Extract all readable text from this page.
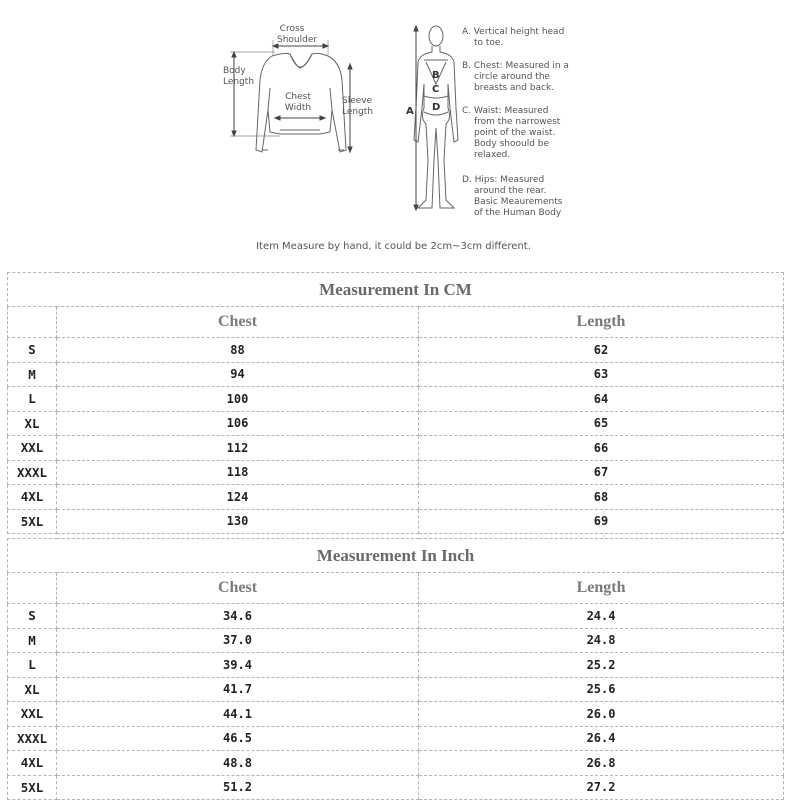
Cross
Shoulder
Body
Length
Chest
Width
Sleeve
Length	A
B
C
D
A. Vertical height head
to toe.
B. Chest: Measured in a
circle around the
breasts and back.
C. Waist: Measured
from the narrowest
point of the waist.
Body shoould be
relaxed.
D. Hips: Measured
around the rear.
Basic Meaurements
of the Human Body
Item Measure by hand, it could be 2cm~3cm different.
Measurement In CM		
	Chest	Length
S	88	62
M	94	63
L	100	64
XL	106	65
XXL	112	66
XXXL	118	67
4XL	124	68
5XL	130	69
Measurement In Inch		
	Chest	Length
S	34.6	24.4
M	37.0	24.8
L	39.4	25.2
XL	41.7	25.6
XXL	44.1	26.0
XXXL	46.5	26.4
4XL	48.8	26.8
5XL	51.2	27.2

### Problem to work on
Restate the records word for word, omitting images.

### Exercise solution
Extract all readable text from this page.
Cross
Shoulder
Body
Length
Chest
Width
Sleeve
Length	A
B
C
D
A. Vertical height head
to toe.
B. Chest: Measured in a
circle around the
breasts and back.
C. Waist: Measured
from the narrowest
point of the waist.
Body shoould be
relaxed.
D. Hips: Measured
around the rear.
Basic Meaurements
of the Human Body
Item Measure by hand, it could be 2cm~3cm different.
Measurement In CM		
	Chest	Length
S	88	62
M	94	63
L	100	64
XL	106	65
XXL	112	66
XXXL	118	67
4XL	124	68
5XL	130	69
Measurement In Inch		
	Chest	Length
S	34.6	24.4
M	37.0	24.8
L	39.4	25.2
XL	41.7	25.6
XXL	44.1	26.0
XXXL	46.5	26.4
4XL	48.8	26.8
5XL	51.2	27.2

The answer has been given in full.